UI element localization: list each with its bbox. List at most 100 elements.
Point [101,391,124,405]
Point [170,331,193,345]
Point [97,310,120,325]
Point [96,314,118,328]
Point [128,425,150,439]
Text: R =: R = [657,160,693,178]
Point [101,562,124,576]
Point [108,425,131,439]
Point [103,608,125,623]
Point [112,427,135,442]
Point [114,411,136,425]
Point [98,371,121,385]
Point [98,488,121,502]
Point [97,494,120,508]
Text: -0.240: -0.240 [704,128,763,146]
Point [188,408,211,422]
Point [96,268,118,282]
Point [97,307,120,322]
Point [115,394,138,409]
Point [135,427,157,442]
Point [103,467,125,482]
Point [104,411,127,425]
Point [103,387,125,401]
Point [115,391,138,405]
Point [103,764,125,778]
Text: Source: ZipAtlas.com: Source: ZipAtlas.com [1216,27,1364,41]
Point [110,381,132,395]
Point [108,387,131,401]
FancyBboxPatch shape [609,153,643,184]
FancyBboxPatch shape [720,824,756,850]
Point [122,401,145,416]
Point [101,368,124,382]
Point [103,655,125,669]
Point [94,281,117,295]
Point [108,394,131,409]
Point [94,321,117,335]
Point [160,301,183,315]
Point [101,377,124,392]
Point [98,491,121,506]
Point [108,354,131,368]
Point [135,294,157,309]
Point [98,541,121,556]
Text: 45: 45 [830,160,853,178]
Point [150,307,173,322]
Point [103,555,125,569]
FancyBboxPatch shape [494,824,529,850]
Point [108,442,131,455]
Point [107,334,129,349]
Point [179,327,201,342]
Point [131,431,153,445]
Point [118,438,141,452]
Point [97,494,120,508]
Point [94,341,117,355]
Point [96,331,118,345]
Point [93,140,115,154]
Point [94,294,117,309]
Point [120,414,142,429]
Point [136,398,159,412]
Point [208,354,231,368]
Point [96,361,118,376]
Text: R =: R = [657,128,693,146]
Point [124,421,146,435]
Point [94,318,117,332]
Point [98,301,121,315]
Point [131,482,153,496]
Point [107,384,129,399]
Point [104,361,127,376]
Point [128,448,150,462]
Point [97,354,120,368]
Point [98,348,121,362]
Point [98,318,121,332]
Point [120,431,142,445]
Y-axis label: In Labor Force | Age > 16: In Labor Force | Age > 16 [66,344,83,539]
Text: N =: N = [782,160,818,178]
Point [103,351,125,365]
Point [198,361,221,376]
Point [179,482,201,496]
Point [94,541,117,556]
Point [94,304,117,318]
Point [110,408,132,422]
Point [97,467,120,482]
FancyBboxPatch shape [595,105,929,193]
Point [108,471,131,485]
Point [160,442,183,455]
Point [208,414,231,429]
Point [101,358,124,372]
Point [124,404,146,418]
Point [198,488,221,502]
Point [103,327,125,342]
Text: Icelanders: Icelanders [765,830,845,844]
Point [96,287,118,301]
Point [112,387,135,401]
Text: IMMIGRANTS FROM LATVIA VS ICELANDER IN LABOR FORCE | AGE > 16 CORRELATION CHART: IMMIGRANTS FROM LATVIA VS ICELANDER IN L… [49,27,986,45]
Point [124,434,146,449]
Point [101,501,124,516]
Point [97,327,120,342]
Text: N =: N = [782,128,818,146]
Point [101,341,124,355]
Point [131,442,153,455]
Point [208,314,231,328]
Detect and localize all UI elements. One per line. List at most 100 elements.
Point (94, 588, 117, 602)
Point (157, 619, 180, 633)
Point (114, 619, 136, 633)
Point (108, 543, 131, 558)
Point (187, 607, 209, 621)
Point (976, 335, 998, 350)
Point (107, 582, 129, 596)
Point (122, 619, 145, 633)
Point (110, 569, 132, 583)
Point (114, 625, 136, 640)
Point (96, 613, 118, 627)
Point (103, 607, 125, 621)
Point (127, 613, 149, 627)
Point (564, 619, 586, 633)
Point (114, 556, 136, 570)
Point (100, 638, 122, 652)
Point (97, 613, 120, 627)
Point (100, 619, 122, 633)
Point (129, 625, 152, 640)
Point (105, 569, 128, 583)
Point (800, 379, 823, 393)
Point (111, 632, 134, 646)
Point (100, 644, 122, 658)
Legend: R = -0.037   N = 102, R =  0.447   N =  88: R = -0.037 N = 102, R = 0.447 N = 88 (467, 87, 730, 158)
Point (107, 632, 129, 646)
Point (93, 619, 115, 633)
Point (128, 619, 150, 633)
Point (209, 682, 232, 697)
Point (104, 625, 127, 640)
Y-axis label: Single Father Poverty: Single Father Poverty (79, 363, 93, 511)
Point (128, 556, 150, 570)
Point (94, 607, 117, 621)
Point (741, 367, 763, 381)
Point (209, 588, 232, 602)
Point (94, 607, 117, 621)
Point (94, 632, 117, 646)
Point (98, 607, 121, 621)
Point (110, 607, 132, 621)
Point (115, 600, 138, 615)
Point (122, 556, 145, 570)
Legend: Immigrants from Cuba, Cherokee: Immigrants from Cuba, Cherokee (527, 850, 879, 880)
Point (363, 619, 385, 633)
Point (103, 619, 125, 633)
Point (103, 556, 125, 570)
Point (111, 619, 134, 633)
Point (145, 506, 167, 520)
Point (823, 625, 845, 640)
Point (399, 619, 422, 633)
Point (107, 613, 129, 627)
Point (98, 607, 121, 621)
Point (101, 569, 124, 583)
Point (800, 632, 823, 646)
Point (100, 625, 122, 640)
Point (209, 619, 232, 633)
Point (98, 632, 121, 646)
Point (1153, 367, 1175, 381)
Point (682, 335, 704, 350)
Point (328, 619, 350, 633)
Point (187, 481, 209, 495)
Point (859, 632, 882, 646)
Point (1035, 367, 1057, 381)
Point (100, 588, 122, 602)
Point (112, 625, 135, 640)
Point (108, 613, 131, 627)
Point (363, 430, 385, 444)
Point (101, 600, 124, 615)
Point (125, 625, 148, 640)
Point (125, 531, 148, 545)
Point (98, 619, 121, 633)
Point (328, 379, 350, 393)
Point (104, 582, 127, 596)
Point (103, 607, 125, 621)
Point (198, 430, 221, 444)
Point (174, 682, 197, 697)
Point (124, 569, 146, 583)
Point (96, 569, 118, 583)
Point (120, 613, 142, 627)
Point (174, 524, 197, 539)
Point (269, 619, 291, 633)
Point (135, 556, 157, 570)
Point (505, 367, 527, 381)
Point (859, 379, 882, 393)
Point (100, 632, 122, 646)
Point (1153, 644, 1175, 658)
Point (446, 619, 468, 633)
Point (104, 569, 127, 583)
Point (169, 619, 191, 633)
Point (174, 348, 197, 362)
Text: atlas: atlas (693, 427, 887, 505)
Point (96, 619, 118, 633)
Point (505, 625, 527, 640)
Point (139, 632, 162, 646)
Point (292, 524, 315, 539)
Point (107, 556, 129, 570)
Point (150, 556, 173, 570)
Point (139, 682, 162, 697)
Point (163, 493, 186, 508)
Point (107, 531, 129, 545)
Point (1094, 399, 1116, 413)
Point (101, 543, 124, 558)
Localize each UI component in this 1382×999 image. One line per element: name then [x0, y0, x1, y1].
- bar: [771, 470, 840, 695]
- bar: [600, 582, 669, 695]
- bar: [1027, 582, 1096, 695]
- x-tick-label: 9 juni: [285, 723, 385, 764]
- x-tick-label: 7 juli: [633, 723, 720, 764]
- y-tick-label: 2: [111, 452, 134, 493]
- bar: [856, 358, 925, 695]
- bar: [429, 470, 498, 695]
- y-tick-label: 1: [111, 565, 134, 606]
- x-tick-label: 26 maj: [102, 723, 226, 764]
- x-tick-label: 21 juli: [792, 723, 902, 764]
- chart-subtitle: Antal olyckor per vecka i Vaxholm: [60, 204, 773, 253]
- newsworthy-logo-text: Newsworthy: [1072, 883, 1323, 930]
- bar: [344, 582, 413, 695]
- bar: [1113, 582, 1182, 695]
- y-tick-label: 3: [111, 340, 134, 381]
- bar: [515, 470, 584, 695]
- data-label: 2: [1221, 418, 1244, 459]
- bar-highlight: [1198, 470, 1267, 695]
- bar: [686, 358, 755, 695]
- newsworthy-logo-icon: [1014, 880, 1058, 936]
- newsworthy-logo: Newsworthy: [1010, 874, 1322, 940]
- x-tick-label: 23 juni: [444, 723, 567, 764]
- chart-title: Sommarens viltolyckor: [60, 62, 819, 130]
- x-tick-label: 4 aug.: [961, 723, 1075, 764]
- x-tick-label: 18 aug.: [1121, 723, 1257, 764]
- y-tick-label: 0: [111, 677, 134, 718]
===
**Task objective:** Reproduce the material from its first line through the line that contains "Point [94,304,117,318]", including both of those lines.

**Correct response:**
UI element localization: list each with its bbox. List at most 100 elements.
Point [101,391,124,405]
Point [170,331,193,345]
Point [97,310,120,325]
Point [96,314,118,328]
Point [128,425,150,439]
Text: R =: R = [657,160,693,178]
Point [101,562,124,576]
Point [108,425,131,439]
Point [103,608,125,623]
Point [112,427,135,442]
Point [114,411,136,425]
Point [98,371,121,385]
Point [98,488,121,502]
Point [97,494,120,508]
Text: -0.240: -0.240 [704,128,763,146]
Point [188,408,211,422]
Point [96,268,118,282]
Point [97,307,120,322]
Point [115,394,138,409]
Point [135,427,157,442]
Point [103,467,125,482]
Point [104,411,127,425]
Point [103,387,125,401]
Point [115,391,138,405]
Point [103,764,125,778]
Text: Source: ZipAtlas.com: Source: ZipAtlas.com [1216,27,1364,41]
Point [110,381,132,395]
Point [108,387,131,401]
FancyBboxPatch shape [609,153,643,184]
FancyBboxPatch shape [720,824,756,850]
Point [122,401,145,416]
Point [101,368,124,382]
Point [103,655,125,669]
Point [94,281,117,295]
Point [108,394,131,409]
Point [94,321,117,335]
Point [160,301,183,315]
Point [101,377,124,392]
Point [98,491,121,506]
Point [108,354,131,368]
Point [135,294,157,309]
Point [98,541,121,556]
Text: 45: 45 [830,160,853,178]
Point [150,307,173,322]
Point [103,555,125,569]
FancyBboxPatch shape [494,824,529,850]
Point [108,442,131,455]
Point [107,334,129,349]
Point [179,327,201,342]
Point [131,431,153,445]
Point [118,438,141,452]
Point [97,494,120,508]
Point [94,341,117,355]
Point [96,331,118,345]
Point [93,140,115,154]
Point [94,294,117,309]
Point [120,414,142,429]
Point [136,398,159,412]
Point [208,354,231,368]
Point [96,361,118,376]
Text: R =: R = [657,128,693,146]
Point [124,421,146,435]
Point [94,318,117,332]
Point [98,301,121,315]
Point [131,482,153,496]
Point [107,384,129,399]
Point [104,361,127,376]
Point [128,448,150,462]
Point [97,354,120,368]
Point [98,348,121,362]
Point [98,318,121,332]
Point [120,431,142,445]
Y-axis label: In Labor Force | Age > 16: In Labor Force | Age > 16 [66,344,83,539]
Text: N =: N = [782,160,818,178]
Point [103,351,125,365]
Point [198,361,221,376]
Point [179,482,201,496]
Point [94,541,117,556]
Point [94,304,117,318]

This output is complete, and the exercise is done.